CHALLENGE = Give every entry again, word for word.

STORED ROWS =

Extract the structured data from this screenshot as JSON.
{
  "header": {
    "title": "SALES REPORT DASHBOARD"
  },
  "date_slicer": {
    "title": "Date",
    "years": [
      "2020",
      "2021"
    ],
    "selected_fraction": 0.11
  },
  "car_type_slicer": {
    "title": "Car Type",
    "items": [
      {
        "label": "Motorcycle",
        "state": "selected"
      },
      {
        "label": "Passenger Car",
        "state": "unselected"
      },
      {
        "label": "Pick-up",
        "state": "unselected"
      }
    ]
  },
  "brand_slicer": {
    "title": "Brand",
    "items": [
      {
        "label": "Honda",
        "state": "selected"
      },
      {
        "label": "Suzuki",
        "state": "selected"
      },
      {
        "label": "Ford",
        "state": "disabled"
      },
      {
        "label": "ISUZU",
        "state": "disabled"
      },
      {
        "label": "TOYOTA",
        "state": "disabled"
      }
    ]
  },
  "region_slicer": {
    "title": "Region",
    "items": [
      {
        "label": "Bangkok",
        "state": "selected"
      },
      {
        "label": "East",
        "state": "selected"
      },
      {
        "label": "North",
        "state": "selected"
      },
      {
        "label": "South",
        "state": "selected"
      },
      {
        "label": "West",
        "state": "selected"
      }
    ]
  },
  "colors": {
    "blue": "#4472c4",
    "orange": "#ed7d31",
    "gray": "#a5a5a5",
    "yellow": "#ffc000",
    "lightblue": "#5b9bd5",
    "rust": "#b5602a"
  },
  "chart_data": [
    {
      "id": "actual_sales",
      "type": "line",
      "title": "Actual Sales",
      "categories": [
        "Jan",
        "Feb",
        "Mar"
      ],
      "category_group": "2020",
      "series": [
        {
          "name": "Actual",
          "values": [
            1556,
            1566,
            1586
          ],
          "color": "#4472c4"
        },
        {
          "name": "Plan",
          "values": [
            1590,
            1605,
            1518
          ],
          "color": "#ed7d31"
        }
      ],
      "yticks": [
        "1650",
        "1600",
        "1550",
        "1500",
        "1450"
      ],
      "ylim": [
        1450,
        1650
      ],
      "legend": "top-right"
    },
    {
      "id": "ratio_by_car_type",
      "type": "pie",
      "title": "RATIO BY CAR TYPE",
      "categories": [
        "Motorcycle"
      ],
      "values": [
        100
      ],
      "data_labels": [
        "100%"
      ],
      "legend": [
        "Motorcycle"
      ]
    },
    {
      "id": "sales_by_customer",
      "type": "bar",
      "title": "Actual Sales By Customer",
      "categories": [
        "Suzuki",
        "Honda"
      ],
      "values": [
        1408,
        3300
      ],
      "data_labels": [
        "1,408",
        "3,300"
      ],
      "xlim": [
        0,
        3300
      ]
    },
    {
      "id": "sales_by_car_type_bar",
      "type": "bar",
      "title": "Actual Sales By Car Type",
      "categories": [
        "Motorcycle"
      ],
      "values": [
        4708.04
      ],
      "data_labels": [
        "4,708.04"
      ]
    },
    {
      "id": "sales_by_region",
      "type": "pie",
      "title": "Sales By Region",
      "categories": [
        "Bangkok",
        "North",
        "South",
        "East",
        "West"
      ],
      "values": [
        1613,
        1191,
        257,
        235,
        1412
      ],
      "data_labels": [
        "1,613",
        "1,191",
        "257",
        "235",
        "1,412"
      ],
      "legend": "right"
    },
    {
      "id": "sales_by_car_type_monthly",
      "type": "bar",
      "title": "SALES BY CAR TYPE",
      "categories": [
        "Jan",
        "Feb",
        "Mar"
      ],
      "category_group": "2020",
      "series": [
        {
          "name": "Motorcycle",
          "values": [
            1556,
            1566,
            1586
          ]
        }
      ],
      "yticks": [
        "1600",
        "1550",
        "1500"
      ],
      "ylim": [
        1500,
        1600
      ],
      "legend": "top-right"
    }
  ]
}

EXERCISE RESULT =
Extract the structured data from this screenshot as JSON.
{
  "header": {
    "title": "SALES REPORT DASHBOARD"
  },
  "date_slicer": {
    "title": "Date",
    "years": [
      "2020",
      "2021"
    ],
    "selected_fraction": 0.11
  },
  "car_type_slicer": {
    "title": "Car Type",
    "items": [
      {
        "label": "Motorcycle",
        "state": "selected"
      },
      {
        "label": "Passenger Car",
        "state": "unselected"
      },
      {
        "label": "Pick-up",
        "state": "unselected"
      }
    ]
  },
  "brand_slicer": {
    "title": "Brand",
    "items": [
      {
        "label": "Honda",
        "state": "selected"
      },
      {
        "label": "Suzuki",
        "state": "selected"
      },
      {
        "label": "Ford",
        "state": "disabled"
      },
      {
        "label": "ISUZU",
        "state": "disabled"
      },
      {
        "label": "TOYOTA",
        "state": "disabled"
      }
    ]
  },
  "region_slicer": {
    "title": "Region",
    "items": [
      {
        "label": "Bangkok",
        "state": "selected"
      },
      {
        "label": "East",
        "state": "selected"
      },
      {
        "label": "North",
        "state": "selected"
      },
      {
        "label": "South",
        "state": "selected"
      },
      {
        "label": "West",
        "state": "selected"
      }
    ]
  },
  "colors": {
    "blue": "#4472c4",
    "orange": "#ed7d31",
    "gray": "#a5a5a5",
    "yellow": "#ffc000",
    "lightblue": "#5b9bd5",
    "rust": "#b5602a"
  },
  "chart_data": [
    {
      "id": "actual_sales",
      "type": "line",
      "title": "Actual Sales",
      "categories": [
        "Jan",
        "Feb",
        "Mar"
      ],
      "category_group": "2020",
      "series": [
        {
          "name": "Actual",
          "values": [
            1556,
            1566,
            1586
          ],
          "color": "#4472c4"
        },
        {
          "name": "Plan",
          "values": [
            1590,
            1605,
            1518
          ],
          "color": "#ed7d31"
        }
      ],
      "yticks": [
        "1650",
        "1600",
        "1550",
        "1500",
        "1450"
      ],
      "ylim": [
        1450,
        1650
      ],
      "legend": "top-right"
    },
    {
      "id": "ratio_by_car_type",
      "type": "pie",
      "title": "RATIO BY CAR TYPE",
      "categories": [
        "Motorcycle"
      ],
      "values": [
        100
      ],
      "data_labels": [
        "100%"
      ],
      "legend": [
        "Motorcycle"
      ]
    },
    {
      "id": "sales_by_customer",
      "type": "bar",
      "title": "Actual Sales By Customer",
      "categories": [
        "Suzuki",
        "Honda"
      ],
      "values": [
        1408,
        3300
      ],
      "data_labels": [
        "1,408",
        "3,300"
      ],
      "xlim": [
        0,
        3300
      ]
    },
    {
      "id": "sales_by_car_type_bar",
      "type": "bar",
      "title": "Actual Sales By Car Type",
      "categories": [
        "Motorcycle"
      ],
      "values": [
        4708.04
      ],
      "data_labels": [
        "4,708.04"
      ]
    },
    {
      "id": "sales_by_region",
      "type": "pie",
      "title": "Sales By Region",
      "categories": [
        "Bangkok",
        "North",
        "South",
        "East",
        "West"
      ],
      "values": [
        1613,
        1191,
        257,
        235,
        1412
      ],
      "data_labels": [
        "1,613",
        "1,191",
        "257",
        "235",
        "1,412"
      ],
      "legend": "right"
    },
    {
      "id": "sales_by_car_type_monthly",
      "type": "bar",
      "title": "SALES BY CAR TYPE",
      "categories": [
        "Jan",
        "Feb",
        "Mar"
      ],
      "category_group": "2020",
      "series": [
        {
          "name": "Motorcycle",
          "values": [
            1556,
            1566,
            1586
          ]
        }
      ],
      "yticks": [
        "1600",
        "1550",
        "1500"
      ],
      "ylim": [
        1500,
        1600
      ],
      "legend": "top-right"
    }
  ]
}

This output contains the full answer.